## START DATA ENTRIES
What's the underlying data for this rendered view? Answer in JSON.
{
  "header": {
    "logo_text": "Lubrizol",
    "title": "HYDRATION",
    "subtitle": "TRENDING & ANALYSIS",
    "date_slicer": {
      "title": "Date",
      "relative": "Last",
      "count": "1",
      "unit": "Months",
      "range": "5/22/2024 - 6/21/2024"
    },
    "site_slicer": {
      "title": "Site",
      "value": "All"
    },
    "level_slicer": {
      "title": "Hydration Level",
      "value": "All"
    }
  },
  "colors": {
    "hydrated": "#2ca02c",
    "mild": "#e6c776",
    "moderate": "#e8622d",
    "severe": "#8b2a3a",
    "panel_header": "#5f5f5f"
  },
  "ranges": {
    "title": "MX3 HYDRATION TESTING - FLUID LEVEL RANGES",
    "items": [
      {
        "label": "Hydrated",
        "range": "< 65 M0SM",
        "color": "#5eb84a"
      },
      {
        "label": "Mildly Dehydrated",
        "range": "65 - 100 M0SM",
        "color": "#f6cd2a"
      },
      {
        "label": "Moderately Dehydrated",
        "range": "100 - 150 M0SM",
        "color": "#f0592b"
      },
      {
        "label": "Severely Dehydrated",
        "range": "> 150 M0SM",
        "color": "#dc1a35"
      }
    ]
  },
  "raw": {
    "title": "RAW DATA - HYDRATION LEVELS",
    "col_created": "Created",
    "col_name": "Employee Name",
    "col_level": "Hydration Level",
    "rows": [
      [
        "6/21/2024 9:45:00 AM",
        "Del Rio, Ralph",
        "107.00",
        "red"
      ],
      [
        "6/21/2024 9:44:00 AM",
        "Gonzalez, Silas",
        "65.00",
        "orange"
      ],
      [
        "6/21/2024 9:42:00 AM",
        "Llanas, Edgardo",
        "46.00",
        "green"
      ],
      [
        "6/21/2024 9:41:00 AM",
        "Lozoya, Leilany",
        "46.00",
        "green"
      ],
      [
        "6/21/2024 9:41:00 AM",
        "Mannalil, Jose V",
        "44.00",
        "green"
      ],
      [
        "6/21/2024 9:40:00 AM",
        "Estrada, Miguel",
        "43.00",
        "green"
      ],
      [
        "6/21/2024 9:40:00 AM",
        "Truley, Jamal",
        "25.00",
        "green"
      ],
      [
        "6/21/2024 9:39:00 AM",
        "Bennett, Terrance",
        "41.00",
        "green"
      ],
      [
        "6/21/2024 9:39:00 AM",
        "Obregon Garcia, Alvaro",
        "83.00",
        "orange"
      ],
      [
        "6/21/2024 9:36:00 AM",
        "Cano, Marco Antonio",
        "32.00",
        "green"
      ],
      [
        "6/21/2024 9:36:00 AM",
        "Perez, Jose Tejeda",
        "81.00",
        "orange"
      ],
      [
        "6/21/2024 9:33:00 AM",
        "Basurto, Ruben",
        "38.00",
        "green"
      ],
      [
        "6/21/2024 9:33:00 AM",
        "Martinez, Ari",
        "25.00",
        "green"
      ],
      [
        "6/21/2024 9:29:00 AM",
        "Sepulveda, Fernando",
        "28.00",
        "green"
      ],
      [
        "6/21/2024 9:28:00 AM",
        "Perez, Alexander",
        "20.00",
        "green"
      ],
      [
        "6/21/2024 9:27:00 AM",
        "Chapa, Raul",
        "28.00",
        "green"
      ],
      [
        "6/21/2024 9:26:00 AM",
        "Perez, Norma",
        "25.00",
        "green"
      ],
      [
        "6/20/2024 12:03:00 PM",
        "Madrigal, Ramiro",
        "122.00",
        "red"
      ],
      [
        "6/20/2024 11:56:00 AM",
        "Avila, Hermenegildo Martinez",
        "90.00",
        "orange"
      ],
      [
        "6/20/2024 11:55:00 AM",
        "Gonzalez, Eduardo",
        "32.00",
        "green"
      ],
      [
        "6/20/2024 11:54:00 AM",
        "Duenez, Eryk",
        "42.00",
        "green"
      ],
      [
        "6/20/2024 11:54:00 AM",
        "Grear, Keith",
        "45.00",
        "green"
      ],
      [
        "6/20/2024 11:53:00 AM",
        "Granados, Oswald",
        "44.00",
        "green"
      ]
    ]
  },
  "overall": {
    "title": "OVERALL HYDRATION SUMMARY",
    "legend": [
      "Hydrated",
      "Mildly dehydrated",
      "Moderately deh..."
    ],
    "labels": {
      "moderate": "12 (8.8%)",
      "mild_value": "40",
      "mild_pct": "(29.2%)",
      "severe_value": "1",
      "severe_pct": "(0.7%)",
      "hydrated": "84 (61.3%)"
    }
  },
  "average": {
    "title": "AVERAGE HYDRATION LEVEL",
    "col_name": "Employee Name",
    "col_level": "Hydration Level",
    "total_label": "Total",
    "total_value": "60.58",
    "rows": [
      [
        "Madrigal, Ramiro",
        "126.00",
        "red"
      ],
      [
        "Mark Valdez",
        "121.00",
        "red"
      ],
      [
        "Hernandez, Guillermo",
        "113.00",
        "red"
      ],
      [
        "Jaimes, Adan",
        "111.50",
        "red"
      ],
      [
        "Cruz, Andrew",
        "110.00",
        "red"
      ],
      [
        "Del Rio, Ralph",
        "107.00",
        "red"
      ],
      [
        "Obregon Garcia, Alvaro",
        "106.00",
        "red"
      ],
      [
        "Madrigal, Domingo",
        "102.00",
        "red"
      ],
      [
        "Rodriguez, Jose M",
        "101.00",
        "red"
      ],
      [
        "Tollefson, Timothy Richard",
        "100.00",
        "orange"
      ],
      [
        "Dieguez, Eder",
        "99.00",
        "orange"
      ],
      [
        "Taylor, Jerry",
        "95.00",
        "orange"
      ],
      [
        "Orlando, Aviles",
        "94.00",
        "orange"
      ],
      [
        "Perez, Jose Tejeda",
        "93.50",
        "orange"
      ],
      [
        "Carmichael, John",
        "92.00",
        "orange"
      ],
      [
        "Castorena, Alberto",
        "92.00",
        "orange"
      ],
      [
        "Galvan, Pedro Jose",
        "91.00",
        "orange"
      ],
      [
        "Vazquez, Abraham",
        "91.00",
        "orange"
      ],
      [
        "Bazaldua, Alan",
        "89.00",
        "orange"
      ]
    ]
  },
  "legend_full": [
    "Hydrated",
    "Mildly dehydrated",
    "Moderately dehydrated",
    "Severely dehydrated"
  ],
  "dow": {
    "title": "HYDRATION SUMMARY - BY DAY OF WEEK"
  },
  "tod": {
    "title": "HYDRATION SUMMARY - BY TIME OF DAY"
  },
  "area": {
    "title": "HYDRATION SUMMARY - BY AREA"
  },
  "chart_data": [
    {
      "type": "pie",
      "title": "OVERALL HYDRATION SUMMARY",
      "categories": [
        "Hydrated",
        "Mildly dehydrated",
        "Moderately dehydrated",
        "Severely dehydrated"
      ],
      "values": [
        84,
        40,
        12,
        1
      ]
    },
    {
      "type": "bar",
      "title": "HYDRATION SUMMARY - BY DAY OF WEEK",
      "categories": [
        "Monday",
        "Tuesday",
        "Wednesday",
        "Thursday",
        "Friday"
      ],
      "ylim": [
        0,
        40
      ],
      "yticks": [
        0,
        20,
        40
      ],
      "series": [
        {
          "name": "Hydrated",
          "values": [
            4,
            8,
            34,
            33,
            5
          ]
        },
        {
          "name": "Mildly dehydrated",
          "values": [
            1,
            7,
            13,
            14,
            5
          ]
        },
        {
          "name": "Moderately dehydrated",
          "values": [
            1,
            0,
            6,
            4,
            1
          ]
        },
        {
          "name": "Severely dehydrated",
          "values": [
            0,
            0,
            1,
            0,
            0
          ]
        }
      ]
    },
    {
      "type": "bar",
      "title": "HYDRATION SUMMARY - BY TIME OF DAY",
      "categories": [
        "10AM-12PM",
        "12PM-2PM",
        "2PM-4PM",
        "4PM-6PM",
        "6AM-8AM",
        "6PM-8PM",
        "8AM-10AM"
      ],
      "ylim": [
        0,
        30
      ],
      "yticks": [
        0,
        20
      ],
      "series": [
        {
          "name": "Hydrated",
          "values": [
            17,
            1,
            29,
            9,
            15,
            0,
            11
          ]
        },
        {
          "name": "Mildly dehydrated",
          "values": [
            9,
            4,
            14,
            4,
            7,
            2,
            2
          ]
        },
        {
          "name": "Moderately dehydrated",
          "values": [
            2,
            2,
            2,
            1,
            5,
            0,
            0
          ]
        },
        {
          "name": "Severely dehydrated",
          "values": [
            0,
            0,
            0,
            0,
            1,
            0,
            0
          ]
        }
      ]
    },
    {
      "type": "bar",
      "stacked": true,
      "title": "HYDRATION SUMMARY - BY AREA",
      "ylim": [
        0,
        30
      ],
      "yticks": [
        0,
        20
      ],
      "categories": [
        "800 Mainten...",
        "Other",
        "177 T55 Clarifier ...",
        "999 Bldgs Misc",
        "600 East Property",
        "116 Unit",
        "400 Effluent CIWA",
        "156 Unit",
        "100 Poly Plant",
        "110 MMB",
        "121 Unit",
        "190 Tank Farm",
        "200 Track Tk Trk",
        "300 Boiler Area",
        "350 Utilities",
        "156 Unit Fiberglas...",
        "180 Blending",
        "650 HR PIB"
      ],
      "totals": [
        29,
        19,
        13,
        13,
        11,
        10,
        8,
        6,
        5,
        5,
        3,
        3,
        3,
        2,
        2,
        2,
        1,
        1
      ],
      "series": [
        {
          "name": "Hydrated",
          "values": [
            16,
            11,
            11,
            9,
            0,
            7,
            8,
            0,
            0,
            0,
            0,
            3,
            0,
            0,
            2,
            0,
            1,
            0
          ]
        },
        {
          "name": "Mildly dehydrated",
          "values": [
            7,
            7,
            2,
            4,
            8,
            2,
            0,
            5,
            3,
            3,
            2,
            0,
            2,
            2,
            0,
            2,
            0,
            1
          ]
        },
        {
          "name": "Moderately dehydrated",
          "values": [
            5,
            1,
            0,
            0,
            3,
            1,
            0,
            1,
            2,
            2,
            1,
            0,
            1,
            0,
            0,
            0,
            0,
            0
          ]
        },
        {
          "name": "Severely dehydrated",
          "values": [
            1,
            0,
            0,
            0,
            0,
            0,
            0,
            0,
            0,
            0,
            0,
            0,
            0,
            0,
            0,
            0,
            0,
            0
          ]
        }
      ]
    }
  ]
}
## END DATA ENTRIES
» WRITTEN REQUEST
Identify the lines above with the word "WEEK". Copy them.

» ANSWER TO THIS PROBLEM
    "title": "HYDRATION SUMMARY - BY DAY OF WEEK"
      "title": "HYDRATION SUMMARY - BY DAY OF WEEK",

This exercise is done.